Data extracted from a collection
[start]
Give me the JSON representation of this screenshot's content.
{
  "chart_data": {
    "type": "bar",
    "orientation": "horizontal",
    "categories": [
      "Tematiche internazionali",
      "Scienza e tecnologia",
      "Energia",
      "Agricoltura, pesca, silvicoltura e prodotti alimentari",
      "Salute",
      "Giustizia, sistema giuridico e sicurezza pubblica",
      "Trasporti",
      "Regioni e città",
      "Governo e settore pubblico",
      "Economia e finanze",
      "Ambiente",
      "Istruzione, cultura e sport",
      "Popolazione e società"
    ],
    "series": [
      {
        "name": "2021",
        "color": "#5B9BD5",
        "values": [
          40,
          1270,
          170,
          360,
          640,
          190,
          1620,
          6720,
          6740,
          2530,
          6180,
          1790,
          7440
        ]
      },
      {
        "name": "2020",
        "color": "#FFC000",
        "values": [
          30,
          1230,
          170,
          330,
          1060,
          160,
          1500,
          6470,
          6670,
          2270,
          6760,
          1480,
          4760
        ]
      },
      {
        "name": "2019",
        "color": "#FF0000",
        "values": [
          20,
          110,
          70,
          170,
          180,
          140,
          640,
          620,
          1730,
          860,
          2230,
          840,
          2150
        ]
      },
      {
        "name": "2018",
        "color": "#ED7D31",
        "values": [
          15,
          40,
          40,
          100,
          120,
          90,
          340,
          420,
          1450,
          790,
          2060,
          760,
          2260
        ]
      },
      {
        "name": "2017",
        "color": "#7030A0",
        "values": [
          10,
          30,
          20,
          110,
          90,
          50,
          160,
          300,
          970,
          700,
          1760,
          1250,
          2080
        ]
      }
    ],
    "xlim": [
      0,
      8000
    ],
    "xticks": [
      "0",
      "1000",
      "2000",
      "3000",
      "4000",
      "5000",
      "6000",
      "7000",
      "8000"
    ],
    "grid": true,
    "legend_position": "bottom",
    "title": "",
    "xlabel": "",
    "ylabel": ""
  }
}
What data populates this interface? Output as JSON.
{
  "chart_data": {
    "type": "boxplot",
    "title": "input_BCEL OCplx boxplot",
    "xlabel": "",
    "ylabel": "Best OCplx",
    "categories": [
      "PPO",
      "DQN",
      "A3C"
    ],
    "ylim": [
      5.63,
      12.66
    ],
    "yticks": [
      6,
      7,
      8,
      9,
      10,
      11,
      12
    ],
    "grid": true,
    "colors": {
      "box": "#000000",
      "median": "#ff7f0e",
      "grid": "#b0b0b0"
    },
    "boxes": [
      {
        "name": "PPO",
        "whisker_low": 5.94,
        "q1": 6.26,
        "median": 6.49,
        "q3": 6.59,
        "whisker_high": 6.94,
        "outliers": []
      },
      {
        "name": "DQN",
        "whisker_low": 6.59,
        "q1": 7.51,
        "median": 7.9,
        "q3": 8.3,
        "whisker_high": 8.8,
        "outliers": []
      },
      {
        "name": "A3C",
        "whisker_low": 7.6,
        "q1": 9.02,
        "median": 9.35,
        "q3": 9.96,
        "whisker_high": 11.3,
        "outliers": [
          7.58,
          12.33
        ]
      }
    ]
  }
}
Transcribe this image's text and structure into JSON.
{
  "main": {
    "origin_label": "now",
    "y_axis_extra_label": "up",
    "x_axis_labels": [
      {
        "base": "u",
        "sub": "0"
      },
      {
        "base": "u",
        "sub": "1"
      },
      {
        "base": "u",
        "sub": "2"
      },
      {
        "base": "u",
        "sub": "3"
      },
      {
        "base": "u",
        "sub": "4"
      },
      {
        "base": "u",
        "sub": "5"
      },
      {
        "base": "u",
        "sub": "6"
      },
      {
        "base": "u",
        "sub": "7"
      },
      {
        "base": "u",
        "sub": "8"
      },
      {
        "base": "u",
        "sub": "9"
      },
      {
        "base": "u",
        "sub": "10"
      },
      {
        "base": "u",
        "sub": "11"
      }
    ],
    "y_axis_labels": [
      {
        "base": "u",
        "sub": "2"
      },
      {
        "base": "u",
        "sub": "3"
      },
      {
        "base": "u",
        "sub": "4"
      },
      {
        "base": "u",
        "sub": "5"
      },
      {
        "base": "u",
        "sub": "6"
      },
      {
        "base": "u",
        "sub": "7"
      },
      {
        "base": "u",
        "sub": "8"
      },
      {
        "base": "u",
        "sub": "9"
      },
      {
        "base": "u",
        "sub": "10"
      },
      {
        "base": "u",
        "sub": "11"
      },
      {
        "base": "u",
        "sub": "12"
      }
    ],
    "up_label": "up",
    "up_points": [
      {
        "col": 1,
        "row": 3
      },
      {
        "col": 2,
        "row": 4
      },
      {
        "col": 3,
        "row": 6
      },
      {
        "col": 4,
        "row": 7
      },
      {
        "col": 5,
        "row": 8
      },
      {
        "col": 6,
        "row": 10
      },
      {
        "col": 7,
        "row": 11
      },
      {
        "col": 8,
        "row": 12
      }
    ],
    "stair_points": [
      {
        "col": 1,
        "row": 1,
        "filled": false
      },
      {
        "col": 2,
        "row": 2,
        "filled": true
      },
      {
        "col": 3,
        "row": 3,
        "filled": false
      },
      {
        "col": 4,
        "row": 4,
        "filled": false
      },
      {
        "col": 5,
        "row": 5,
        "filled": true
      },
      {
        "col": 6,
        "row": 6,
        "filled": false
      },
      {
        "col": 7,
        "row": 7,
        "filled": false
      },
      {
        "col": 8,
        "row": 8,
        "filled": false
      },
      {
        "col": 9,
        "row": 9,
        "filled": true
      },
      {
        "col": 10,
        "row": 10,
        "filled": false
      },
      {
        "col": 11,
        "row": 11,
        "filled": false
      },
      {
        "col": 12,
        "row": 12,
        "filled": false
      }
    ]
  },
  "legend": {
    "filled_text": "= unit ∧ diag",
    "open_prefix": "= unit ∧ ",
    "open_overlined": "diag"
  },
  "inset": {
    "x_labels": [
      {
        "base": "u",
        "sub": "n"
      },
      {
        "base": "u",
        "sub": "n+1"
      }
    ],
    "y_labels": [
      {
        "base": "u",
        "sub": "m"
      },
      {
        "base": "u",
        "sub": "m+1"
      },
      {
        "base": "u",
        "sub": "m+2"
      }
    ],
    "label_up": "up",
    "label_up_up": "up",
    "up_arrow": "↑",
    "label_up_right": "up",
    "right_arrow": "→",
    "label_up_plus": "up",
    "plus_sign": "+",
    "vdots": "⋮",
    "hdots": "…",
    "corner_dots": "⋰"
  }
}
[end]
WHAT IS NEEDED: Pull out every line in the data above that has the word "diag".

CORRECT RESPONSE:
    "filled_text": "= unit ∧ diag",
    "open_overlined": "diag"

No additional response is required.